# Start of Data shown

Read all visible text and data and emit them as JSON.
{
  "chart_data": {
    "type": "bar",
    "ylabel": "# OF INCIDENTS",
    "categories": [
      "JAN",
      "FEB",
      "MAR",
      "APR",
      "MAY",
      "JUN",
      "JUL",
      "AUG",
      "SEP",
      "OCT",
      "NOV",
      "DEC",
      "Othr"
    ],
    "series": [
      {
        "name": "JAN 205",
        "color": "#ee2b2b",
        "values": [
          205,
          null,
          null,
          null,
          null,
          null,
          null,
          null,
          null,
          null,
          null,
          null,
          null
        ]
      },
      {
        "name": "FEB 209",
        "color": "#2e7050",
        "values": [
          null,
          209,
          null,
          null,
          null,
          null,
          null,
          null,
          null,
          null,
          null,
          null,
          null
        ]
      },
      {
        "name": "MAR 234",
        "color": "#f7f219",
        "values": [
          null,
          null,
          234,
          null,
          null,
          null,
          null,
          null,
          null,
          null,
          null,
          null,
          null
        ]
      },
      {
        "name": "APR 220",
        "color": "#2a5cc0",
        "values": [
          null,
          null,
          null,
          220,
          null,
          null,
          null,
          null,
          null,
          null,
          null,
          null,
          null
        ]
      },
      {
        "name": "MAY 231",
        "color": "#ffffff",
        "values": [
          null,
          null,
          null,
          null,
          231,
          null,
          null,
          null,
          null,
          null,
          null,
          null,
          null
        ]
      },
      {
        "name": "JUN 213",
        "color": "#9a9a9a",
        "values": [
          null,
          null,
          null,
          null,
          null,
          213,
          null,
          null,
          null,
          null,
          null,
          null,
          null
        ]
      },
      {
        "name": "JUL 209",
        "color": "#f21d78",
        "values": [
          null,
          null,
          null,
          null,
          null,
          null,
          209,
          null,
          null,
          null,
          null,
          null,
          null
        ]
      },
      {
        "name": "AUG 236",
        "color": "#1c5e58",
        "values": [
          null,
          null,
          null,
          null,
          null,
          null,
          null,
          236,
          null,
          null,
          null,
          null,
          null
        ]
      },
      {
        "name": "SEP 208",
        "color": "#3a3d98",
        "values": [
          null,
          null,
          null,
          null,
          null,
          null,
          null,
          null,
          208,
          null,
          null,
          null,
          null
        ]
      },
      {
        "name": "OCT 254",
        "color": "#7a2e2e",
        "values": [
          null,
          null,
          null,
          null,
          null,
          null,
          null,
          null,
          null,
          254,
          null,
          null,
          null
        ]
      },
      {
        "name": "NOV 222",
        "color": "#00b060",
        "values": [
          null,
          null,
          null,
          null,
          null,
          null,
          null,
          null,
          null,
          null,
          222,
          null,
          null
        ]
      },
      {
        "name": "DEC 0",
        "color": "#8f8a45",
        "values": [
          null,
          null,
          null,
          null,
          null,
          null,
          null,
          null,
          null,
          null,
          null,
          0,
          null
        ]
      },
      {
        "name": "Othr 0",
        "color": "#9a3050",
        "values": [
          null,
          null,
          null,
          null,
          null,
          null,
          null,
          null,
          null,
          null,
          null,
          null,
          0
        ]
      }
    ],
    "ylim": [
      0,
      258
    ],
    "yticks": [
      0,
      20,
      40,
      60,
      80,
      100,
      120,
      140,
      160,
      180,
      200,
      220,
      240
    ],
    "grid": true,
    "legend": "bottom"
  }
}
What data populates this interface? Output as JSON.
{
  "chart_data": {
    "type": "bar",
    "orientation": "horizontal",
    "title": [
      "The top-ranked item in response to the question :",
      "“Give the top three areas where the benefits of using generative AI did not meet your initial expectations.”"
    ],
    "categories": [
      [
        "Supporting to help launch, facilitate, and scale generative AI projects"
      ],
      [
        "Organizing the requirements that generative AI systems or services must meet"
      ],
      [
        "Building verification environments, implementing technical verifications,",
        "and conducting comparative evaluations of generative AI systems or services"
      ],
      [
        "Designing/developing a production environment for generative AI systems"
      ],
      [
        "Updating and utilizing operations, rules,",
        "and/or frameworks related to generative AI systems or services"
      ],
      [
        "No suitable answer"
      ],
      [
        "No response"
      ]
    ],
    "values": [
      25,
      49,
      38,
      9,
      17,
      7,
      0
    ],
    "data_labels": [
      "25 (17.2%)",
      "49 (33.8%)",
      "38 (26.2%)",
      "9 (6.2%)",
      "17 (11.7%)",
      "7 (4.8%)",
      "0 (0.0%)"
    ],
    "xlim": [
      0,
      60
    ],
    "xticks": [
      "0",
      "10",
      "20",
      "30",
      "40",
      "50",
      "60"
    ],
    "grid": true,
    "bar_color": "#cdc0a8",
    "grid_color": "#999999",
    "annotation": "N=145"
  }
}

# End of Data shown

**Exercise prompt:** Give the number of lines in the entries that include the string "JSON", and nothing more.

**Answer to the problem:** 2